◆ **Page extract**
- - -
On MSNBC Politics Nation with Al Sharpton, Hiram College professor Jason Johnson enters Conversation Nation with Susan Milligan and Midwin Charles to discuss state legislative restrictions on LGBT rights and France’s new restrictions on ultra-thin models.
Religious Freedom Restoration Act
After seven days of dithering around, Governor Mike Pence has capitulated and agreed to ‘fix’ the Religious Freedom Restoration Act passed by his state legislature before it would be signed. He tried, with varying degrees of success to get out of doing anything about the law, but after Asa Hutchinson backed off a similar bill and with the NCAA tournament breathing down his neck, Pence folded faster than you can say “2016 Veepstakes.”
And while ostensibly this is a victory for human rights and gay rights in America, it is a horrible indictment of the Republican party and our democracy in general. It proves that some Republican legislatures are simply bullies, and they have given up any pretense of justifying legislation on a moral of faith basis, even when, in this case there is a sound argument to be made.
It’s this level of nuance Republicans either don’t understand or have outright ignored to score cheap political points for limited political mileage. Attempting to define the boundaries between one’s personal prejudices against homosexuals and civic and commerce responsibilities as a U.S. citizen is a perfectly reasonable legislative purpose. Conservatives cannot legislate homosexuals out of existence, but what you can do is argue that they want to carve out a space for those who disagree with homosexuality on religious grounds and the rights of all citizens to engage in commerce, work and service.
Instead, the law was justified in public discourse by outrageous stories of hypothetical small town bakers in Indiana who were being bombarded every weekend by Ace and Gary forcing them to bake a thousand rainbow wedding cakes to the tune of “It’s Raining Men.” Not only were such notions homophobic and stereotypical fear mongering but there were no credible examples of any such impositions on businesses occurring. Just like Voter ID laws created to stop non-existent voter fraud, Religious Freedom Acts are a solution to a problem that only exists in the fevered nightmares of social conservatives.
- - -
◆ **Recorded information**

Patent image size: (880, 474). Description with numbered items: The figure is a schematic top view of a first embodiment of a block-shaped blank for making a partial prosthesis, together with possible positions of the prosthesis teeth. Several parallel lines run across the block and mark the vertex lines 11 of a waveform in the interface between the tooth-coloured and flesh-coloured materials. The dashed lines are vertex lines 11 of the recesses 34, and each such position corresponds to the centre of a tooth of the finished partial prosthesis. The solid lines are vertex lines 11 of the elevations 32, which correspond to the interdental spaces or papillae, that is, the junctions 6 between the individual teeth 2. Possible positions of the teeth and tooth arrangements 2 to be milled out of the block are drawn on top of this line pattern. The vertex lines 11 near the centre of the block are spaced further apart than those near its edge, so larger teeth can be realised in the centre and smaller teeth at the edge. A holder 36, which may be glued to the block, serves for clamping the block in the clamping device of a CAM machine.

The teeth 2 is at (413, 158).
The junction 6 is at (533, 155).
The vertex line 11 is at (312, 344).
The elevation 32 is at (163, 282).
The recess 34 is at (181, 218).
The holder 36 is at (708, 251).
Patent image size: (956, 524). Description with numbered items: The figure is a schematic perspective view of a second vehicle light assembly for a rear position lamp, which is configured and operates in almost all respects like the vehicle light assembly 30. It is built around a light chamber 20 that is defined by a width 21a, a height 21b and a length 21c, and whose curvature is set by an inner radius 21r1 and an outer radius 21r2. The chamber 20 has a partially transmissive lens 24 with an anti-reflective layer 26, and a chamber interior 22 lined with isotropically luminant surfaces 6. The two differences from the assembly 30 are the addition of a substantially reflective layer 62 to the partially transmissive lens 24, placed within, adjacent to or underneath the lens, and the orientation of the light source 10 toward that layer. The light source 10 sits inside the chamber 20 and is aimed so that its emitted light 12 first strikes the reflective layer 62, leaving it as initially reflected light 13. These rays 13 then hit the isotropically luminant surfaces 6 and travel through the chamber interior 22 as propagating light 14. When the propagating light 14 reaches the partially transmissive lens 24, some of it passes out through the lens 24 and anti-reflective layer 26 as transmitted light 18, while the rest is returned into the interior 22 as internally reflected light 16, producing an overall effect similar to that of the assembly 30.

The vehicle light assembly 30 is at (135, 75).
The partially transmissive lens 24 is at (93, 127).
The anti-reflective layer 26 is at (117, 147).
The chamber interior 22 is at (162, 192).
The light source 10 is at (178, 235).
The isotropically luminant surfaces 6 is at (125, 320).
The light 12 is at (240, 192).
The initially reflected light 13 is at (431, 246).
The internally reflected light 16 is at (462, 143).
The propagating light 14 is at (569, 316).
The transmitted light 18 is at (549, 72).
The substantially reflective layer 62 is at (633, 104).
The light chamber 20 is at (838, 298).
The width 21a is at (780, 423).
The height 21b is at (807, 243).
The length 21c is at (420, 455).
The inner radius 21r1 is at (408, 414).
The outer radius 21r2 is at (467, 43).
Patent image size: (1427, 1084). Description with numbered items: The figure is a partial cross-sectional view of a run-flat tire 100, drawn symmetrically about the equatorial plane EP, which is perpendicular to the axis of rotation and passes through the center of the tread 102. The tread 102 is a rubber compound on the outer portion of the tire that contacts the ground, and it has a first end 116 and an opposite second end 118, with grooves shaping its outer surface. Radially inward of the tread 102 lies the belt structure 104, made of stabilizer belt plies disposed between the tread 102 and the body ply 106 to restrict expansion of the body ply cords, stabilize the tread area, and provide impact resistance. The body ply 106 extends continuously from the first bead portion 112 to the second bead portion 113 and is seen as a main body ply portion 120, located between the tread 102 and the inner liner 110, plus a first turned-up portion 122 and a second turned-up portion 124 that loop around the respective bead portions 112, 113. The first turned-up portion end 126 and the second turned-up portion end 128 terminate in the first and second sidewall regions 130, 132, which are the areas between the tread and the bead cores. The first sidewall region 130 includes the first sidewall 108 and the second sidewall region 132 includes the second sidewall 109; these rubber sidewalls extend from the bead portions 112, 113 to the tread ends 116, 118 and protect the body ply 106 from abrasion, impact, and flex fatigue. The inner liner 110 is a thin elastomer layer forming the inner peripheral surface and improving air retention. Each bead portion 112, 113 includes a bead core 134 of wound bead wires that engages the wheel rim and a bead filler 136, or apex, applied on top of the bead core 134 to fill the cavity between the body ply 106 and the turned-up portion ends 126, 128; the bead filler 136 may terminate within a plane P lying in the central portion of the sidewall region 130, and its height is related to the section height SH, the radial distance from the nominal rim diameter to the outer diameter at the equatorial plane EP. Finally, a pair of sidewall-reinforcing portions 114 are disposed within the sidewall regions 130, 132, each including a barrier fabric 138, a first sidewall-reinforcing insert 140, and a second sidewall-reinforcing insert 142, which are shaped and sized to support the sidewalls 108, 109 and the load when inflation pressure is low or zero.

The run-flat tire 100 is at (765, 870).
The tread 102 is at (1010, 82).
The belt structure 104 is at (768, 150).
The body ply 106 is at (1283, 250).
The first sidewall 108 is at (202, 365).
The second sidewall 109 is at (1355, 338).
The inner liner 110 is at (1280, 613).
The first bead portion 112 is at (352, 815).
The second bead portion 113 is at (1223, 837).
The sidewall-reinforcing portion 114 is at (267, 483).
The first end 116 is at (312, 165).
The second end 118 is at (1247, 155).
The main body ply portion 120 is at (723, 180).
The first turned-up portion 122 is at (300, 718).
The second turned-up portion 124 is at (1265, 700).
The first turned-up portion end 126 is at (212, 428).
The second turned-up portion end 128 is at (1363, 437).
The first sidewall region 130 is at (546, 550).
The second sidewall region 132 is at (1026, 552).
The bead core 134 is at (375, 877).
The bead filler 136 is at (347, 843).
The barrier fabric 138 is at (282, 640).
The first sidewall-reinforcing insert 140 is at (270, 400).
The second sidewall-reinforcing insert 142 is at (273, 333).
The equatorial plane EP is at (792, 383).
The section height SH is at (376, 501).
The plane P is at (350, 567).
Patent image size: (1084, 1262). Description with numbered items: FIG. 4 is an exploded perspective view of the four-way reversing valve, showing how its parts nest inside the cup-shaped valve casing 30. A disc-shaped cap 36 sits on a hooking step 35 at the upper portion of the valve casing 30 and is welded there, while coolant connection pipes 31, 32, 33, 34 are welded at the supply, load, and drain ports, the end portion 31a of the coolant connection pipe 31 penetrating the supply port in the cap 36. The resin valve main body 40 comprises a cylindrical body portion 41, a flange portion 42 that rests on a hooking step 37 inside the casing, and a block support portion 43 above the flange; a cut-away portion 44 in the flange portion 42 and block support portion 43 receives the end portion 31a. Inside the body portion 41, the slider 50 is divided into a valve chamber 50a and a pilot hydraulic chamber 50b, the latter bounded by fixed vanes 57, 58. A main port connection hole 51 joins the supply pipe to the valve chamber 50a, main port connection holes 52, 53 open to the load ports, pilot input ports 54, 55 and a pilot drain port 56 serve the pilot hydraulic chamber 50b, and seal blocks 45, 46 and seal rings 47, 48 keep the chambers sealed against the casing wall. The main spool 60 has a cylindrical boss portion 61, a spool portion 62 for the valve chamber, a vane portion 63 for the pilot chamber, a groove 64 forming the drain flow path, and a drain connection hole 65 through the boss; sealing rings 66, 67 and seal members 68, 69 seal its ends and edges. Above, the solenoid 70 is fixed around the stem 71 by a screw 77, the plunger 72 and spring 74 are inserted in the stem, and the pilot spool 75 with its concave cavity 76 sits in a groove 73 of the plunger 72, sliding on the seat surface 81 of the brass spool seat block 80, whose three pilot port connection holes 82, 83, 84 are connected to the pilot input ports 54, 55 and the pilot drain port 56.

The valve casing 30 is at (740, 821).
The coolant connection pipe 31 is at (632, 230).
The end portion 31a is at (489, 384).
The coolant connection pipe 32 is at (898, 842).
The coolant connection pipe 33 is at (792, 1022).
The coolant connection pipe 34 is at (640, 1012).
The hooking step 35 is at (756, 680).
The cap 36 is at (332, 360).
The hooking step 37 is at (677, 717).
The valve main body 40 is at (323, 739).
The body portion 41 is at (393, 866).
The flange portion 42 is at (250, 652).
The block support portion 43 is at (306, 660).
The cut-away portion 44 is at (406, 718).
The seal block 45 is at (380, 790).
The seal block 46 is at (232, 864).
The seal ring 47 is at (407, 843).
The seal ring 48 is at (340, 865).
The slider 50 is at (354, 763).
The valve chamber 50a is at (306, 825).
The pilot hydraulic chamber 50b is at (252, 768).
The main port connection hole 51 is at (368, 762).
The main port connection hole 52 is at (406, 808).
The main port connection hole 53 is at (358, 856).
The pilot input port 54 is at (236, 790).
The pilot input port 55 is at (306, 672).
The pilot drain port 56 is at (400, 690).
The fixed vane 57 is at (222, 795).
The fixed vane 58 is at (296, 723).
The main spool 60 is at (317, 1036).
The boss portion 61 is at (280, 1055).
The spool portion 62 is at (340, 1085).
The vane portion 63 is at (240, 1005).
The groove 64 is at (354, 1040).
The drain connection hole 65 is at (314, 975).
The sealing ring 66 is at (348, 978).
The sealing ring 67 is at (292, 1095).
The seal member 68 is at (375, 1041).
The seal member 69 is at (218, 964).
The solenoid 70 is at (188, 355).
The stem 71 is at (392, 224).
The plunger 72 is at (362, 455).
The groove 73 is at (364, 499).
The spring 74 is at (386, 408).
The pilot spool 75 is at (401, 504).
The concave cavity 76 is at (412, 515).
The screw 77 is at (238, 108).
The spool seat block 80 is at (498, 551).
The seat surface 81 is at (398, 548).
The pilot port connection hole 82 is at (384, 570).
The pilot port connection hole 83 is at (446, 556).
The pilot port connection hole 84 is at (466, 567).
- - -
◆ **Task set**
1. Reproduce the passage of the Religious Freedom Restoration Act commentary that starts with "Instead, the law" and goes on through "of social conservatives.".
2. Continue the Religious Freedom Restoration Act commentary from where it stops, not the entries.

◆ **Answers to the tasks**
1.
Instead, the law was justified in public discourse by outrageous stories of hypothetical small town bakers in Indiana who were being bombarded every weekend by Ace and Gary forcing them to bake a thousand rainbow wedding cakes to the tune of “It’s Raining Men.” Not only were such notions homophobic and stereotypical fear mongering but there were no credible examples of any such impositions on businesses occurring. Just like Voter ID laws created to stop non-existent voter fraud, Religious Freedom Acts are a solution to a problem that only exists in the fevered nightmares of social conservatives.

2.
If I run a print shop based on conservative Christian principles how does making flyers for a gay couple (assuming I even know they’re gay) looking to sell their car harm me or my business? Allowing a business to deny services for a particular event they don’t want to be associated with (a gay marriage, a Quinceanera, Kwanzaa celebration, Ku Klux Klan Rally) is one thing, but allowing businesses to deny services just because of what people “ARE” is a different argument. I find neither argument healthy for democracy but at least the argument could be made, instead these governors chickened out – TWICE.
That fact that Pence and Republicans in the Indiana Legislature folded so quickly shows that the “Religious Freedom Act” was nothing more than a legislative temper tantrum against the ‘left’, it was bureaucratic bullying, and no guiding constitutional or moral principle existed to justify the law.
In a state facing the highest HIV breakout in history, and typical problems of infrastructure and education improvements, it is disgraceful that state legislatures had nothing better to do than harass gay people. But what’s worse is they couldn’t even justify it on principle, since they were ready to roll those back the moment dollar bills were waved in their faces.
This article orginally appeared online at NBC BLK.